WHAT THE EXERCISE ASKS | Will you quote all of the entries, word for word?

SUPPLIED RECORDS |
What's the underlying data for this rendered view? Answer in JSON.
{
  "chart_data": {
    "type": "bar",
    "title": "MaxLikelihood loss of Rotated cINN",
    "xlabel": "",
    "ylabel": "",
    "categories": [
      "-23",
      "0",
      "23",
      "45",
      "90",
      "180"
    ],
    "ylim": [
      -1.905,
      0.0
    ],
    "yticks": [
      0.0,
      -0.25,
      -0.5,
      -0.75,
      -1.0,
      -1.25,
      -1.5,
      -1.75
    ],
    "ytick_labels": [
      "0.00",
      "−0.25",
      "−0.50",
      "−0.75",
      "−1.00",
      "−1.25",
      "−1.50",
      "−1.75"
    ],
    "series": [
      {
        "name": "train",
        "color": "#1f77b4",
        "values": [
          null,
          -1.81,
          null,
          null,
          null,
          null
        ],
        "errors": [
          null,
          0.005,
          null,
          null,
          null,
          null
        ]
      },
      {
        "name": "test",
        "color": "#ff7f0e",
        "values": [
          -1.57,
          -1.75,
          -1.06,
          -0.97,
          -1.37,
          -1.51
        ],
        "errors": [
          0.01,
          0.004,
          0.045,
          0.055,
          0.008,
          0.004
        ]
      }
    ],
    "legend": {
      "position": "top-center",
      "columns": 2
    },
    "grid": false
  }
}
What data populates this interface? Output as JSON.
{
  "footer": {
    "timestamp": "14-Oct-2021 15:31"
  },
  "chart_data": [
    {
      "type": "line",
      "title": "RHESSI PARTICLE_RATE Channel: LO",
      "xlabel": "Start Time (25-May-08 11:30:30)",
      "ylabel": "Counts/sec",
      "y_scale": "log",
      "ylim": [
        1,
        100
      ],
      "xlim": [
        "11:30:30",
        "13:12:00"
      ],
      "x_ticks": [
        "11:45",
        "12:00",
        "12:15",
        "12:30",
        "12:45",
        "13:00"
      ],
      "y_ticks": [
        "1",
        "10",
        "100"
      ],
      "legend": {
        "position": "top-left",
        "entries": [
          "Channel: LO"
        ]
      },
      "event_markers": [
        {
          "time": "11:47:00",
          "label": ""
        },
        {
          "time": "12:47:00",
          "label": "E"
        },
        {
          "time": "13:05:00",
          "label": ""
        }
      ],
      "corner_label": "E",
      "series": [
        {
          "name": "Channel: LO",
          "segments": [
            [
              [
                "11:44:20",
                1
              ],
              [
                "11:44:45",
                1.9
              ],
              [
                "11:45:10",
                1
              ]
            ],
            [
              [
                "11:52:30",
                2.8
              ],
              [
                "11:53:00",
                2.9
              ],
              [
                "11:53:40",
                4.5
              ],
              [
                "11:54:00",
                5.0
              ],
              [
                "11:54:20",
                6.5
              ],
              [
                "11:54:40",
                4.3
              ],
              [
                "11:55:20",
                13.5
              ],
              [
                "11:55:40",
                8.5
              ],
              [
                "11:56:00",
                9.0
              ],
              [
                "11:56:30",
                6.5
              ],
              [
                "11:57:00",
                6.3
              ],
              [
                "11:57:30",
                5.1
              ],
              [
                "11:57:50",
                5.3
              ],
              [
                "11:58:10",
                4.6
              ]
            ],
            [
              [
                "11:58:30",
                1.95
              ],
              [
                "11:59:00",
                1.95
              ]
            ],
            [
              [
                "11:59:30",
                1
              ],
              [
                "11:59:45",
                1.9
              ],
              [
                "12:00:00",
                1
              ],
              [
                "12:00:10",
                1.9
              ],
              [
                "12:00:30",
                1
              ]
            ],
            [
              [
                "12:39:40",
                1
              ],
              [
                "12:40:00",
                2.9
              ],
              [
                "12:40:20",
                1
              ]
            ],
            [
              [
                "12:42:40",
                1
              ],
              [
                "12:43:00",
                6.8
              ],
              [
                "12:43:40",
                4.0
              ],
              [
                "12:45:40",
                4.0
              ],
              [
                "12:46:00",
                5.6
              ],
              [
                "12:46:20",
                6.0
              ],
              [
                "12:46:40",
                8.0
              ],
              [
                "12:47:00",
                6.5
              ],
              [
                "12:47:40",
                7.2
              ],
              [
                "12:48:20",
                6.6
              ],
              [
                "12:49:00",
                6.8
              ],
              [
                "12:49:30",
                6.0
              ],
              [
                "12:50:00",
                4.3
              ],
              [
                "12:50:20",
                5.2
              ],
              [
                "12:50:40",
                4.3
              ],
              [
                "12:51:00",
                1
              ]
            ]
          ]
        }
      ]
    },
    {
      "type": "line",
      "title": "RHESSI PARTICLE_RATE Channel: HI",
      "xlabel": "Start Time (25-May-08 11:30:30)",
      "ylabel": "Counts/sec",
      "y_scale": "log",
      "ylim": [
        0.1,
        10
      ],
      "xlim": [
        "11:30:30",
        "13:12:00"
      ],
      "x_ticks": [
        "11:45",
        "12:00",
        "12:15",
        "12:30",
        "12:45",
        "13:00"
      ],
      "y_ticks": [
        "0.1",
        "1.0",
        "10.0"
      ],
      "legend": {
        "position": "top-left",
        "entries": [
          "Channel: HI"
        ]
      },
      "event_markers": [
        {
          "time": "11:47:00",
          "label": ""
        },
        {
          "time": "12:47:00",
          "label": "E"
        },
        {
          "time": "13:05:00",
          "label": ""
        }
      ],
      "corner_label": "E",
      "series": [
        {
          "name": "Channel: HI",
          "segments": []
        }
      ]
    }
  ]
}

THE ANSWER |
What's the underlying data for this rendered view? Answer in JSON.
{
  "chart_data": {
    "type": "bar",
    "title": "MaxLikelihood loss of Rotated cINN",
    "xlabel": "",
    "ylabel": "",
    "categories": [
      "-23",
      "0",
      "23",
      "45",
      "90",
      "180"
    ],
    "ylim": [
      -1.905,
      0.0
    ],
    "yticks": [
      0.0,
      -0.25,
      -0.5,
      -0.75,
      -1.0,
      -1.25,
      -1.5,
      -1.75
    ],
    "ytick_labels": [
      "0.00",
      "−0.25",
      "−0.50",
      "−0.75",
      "−1.00",
      "−1.25",
      "−1.50",
      "−1.75"
    ],
    "series": [
      {
        "name": "train",
        "color": "#1f77b4",
        "values": [
          null,
          -1.81,
          null,
          null,
          null,
          null
        ],
        "errors": [
          null,
          0.005,
          null,
          null,
          null,
          null
        ]
      },
      {
        "name": "test",
        "color": "#ff7f0e",
        "values": [
          -1.57,
          -1.75,
          -1.06,
          -0.97,
          -1.37,
          -1.51
        ],
        "errors": [
          0.01,
          0.004,
          0.045,
          0.055,
          0.008,
          0.004
        ]
      }
    ],
    "legend": {
      "position": "top-center",
      "columns": 2
    },
    "grid": false
  }
}
What data populates this interface? Output as JSON.
{
  "footer": {
    "timestamp": "14-Oct-2021 15:31"
  },
  "chart_data": [
    {
      "type": "line",
      "title": "RHESSI PARTICLE_RATE Channel: LO",
      "xlabel": "Start Time (25-May-08 11:30:30)",
      "ylabel": "Counts/sec",
      "y_scale": "log",
      "ylim": [
        1,
        100
      ],
      "xlim": [
        "11:30:30",
        "13:12:00"
      ],
      "x_ticks": [
        "11:45",
        "12:00",
        "12:15",
        "12:30",
        "12:45",
        "13:00"
      ],
      "y_ticks": [
        "1",
        "10",
        "100"
      ],
      "legend": {
        "position": "top-left",
        "entries": [
          "Channel: LO"
        ]
      },
      "event_markers": [
        {
          "time": "11:47:00",
          "label": ""
        },
        {
          "time": "12:47:00",
          "label": "E"
        },
        {
          "time": "13:05:00",
          "label": ""
        }
      ],
      "corner_label": "E",
      "series": [
        {
          "name": "Channel: LO",
          "segments": [
            [
              [
                "11:44:20",
                1
              ],
              [
                "11:44:45",
                1.9
              ],
              [
                "11:45:10",
                1
              ]
            ],
            [
              [
                "11:52:30",
                2.8
              ],
              [
                "11:53:00",
                2.9
              ],
              [
                "11:53:40",
                4.5
              ],
              [
                "11:54:00",
                5.0
              ],
              [
                "11:54:20",
                6.5
              ],
              [
                "11:54:40",
                4.3
              ],
              [
                "11:55:20",
                13.5
              ],
              [
                "11:55:40",
                8.5
              ],
              [
                "11:56:00",
                9.0
              ],
              [
                "11:56:30",
                6.5
              ],
              [
                "11:57:00",
                6.3
              ],
              [
                "11:57:30",
                5.1
              ],
              [
                "11:57:50",
                5.3
              ],
              [
                "11:58:10",
                4.6
              ]
            ],
            [
              [
                "11:58:30",
                1.95
              ],
              [
                "11:59:00",
                1.95
              ]
            ],
            [
              [
                "11:59:30",
                1
              ],
              [
                "11:59:45",
                1.9
              ],
              [
                "12:00:00",
                1
              ],
              [
                "12:00:10",
                1.9
              ],
              [
                "12:00:30",
                1
              ]
            ],
            [
              [
                "12:39:40",
                1
              ],
              [
                "12:40:00",
                2.9
              ],
              [
                "12:40:20",
                1
              ]
            ],
            [
              [
                "12:42:40",
                1
              ],
              [
                "12:43:00",
                6.8
              ],
              [
                "12:43:40",
                4.0
              ],
              [
                "12:45:40",
                4.0
              ],
              [
                "12:46:00",
                5.6
              ],
              [
                "12:46:20",
                6.0
              ],
              [
                "12:46:40",
                8.0
              ],
              [
                "12:47:00",
                6.5
              ],
              [
                "12:47:40",
                7.2
              ],
              [
                "12:48:20",
                6.6
              ],
              [
                "12:49:00",
                6.8
              ],
              [
                "12:49:30",
                6.0
              ],
              [
                "12:50:00",
                4.3
              ],
              [
                "12:50:20",
                5.2
              ],
              [
                "12:50:40",
                4.3
              ],
              [
                "12:51:00",
                1
              ]
            ]
          ]
        }
      ]
    },
    {
      "type": "line",
      "title": "RHESSI PARTICLE_RATE Channel: HI",
      "xlabel": "Start Time (25-May-08 11:30:30)",
      "ylabel": "Counts/sec",
      "y_scale": "log",
      "ylim": [
        0.1,
        10
      ],
      "xlim": [
        "11:30:30",
        "13:12:00"
      ],
      "x_ticks": [
        "11:45",
        "12:00",
        "12:15",
        "12:30",
        "12:45",
        "13:00"
      ],
      "y_ticks": [
        "0.1",
        "1.0",
        "10.0"
      ],
      "legend": {
        "position": "top-left",
        "entries": [
          "Channel: HI"
        ]
      },
      "event_markers": [
        {
          "time": "11:47:00",
          "label": ""
        },
        {
          "time": "12:47:00",
          "label": "E"
        },
        {
          "time": "13:05:00",
          "label": ""
        }
      ],
      "corner_label": "E",
      "series": [
        {
          "name": "Channel: HI",
          "segments": []
        }
      ]
    }
  ]
}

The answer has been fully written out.